Task prompt: Collect every line in the records below that contains the word "title".
[Start]
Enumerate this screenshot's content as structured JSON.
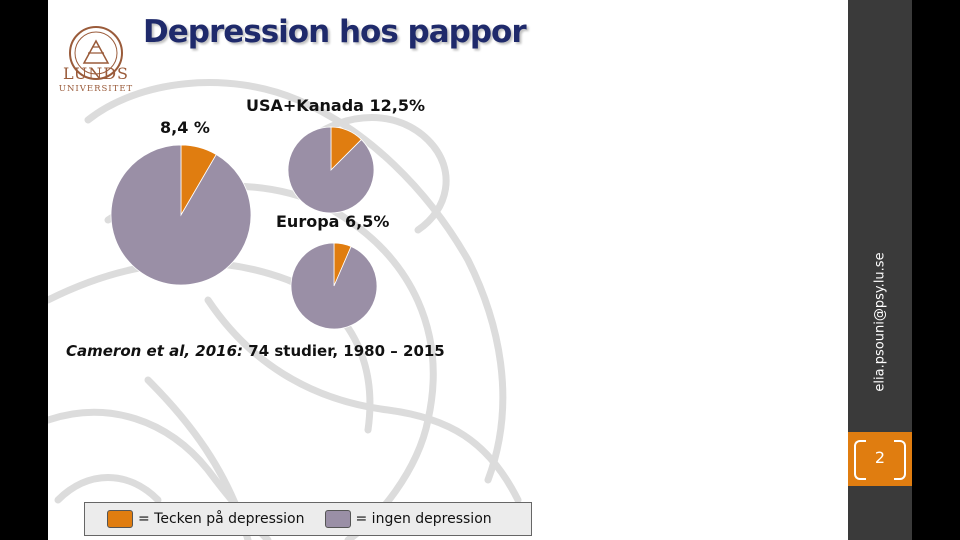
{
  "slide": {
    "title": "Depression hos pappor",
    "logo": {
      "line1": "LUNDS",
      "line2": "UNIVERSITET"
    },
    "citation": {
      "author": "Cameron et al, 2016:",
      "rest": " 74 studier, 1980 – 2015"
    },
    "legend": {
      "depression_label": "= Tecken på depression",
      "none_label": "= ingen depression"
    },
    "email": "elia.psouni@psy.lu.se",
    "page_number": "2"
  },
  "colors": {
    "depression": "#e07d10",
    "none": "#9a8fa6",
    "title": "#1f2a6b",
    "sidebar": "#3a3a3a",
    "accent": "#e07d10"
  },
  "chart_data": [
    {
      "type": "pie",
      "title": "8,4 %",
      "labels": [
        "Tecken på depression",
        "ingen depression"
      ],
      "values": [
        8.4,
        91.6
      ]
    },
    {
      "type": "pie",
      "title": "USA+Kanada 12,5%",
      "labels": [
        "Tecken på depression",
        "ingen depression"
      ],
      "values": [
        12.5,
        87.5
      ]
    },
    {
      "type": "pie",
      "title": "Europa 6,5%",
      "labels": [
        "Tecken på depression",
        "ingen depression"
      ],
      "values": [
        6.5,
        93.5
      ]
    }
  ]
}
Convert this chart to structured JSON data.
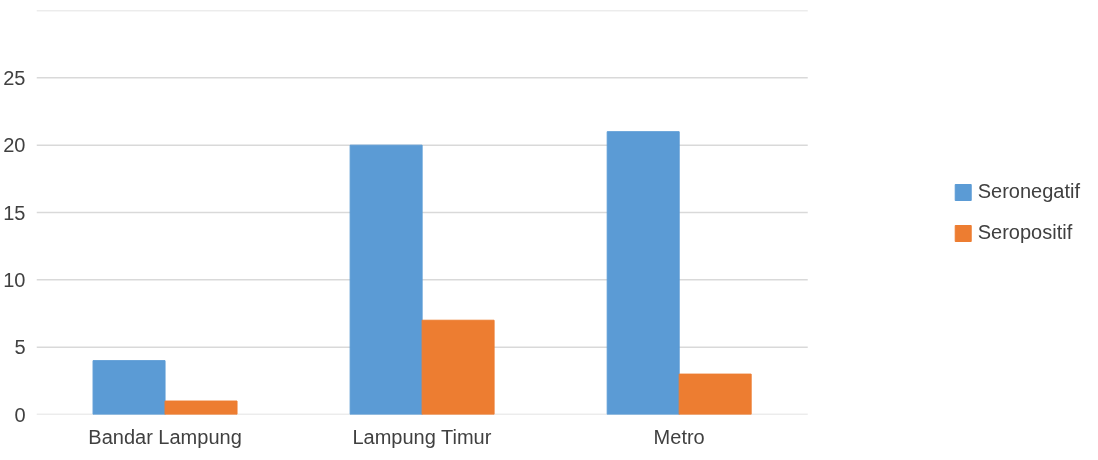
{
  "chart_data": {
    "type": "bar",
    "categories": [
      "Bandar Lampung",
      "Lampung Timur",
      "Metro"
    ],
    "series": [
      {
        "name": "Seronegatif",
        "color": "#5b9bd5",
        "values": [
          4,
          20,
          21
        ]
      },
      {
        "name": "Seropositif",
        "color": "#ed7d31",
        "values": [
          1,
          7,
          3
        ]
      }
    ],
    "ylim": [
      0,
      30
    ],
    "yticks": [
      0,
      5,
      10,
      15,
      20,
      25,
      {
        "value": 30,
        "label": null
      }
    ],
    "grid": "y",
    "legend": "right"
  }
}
[End]
[Start]
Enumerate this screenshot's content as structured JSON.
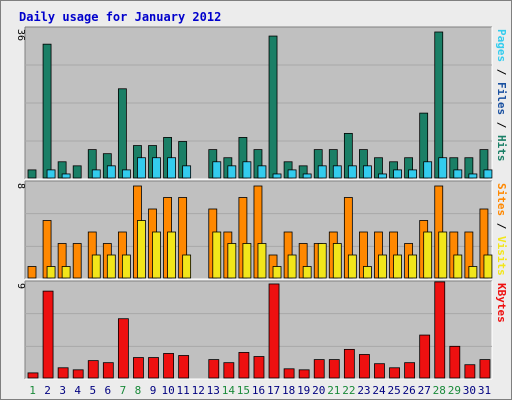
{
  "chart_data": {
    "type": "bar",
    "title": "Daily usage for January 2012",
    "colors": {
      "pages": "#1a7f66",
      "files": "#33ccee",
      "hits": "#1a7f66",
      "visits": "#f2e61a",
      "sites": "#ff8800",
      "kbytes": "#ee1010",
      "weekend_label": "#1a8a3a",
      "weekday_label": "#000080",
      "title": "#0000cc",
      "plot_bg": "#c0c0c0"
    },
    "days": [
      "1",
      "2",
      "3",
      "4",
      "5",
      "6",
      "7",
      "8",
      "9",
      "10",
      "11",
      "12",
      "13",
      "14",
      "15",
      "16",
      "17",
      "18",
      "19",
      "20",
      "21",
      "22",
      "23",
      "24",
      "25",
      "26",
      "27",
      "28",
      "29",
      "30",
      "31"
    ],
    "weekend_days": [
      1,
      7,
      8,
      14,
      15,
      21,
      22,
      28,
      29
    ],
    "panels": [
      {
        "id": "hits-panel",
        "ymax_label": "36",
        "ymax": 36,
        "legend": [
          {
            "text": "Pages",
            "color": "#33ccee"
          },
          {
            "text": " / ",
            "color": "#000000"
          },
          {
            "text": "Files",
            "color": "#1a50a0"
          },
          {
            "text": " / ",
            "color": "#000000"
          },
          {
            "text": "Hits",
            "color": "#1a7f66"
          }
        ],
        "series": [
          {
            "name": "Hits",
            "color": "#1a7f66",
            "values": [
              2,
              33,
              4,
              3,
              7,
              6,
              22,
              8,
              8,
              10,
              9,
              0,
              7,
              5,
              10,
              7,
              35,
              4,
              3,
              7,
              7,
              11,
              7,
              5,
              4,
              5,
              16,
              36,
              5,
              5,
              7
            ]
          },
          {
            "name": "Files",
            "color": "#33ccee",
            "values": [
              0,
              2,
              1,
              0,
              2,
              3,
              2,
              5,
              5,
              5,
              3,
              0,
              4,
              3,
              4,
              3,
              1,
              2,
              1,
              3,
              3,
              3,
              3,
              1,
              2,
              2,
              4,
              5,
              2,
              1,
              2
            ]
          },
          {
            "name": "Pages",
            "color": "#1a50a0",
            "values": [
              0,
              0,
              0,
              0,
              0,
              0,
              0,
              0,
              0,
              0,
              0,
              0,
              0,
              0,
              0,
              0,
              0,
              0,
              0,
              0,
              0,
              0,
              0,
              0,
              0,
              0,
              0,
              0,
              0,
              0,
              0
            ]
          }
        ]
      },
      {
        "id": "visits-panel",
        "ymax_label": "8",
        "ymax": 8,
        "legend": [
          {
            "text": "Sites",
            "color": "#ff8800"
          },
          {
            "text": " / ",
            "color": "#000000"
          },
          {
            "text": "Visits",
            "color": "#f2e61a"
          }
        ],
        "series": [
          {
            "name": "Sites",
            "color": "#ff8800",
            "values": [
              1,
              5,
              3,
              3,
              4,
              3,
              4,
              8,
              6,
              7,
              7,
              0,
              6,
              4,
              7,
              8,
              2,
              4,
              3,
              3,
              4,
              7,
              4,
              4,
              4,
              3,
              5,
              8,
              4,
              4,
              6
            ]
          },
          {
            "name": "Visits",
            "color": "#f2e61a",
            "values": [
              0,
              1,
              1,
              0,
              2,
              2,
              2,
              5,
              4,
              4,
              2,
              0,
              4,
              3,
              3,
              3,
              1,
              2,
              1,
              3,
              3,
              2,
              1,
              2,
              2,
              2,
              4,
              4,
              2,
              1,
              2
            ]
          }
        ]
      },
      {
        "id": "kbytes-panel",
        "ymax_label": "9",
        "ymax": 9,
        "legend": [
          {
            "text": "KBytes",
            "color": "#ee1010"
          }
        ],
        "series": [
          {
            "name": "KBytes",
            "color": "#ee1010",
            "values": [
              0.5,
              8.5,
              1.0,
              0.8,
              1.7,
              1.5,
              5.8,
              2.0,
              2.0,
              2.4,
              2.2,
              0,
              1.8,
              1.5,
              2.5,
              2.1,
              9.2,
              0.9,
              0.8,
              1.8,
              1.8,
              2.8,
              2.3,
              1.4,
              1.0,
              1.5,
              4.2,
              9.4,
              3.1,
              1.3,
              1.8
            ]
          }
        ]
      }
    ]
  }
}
[End]
Right answer:
    "title": "Depression hos pappor",
    "title": "#1f2a6b",
      "title": "8,4 %",
      "title": "USA+Kanada 12,5%",
      "title": "Europa 6,5%",
    "title": "Daily usage for January 2012",
      "title": "#0000cc",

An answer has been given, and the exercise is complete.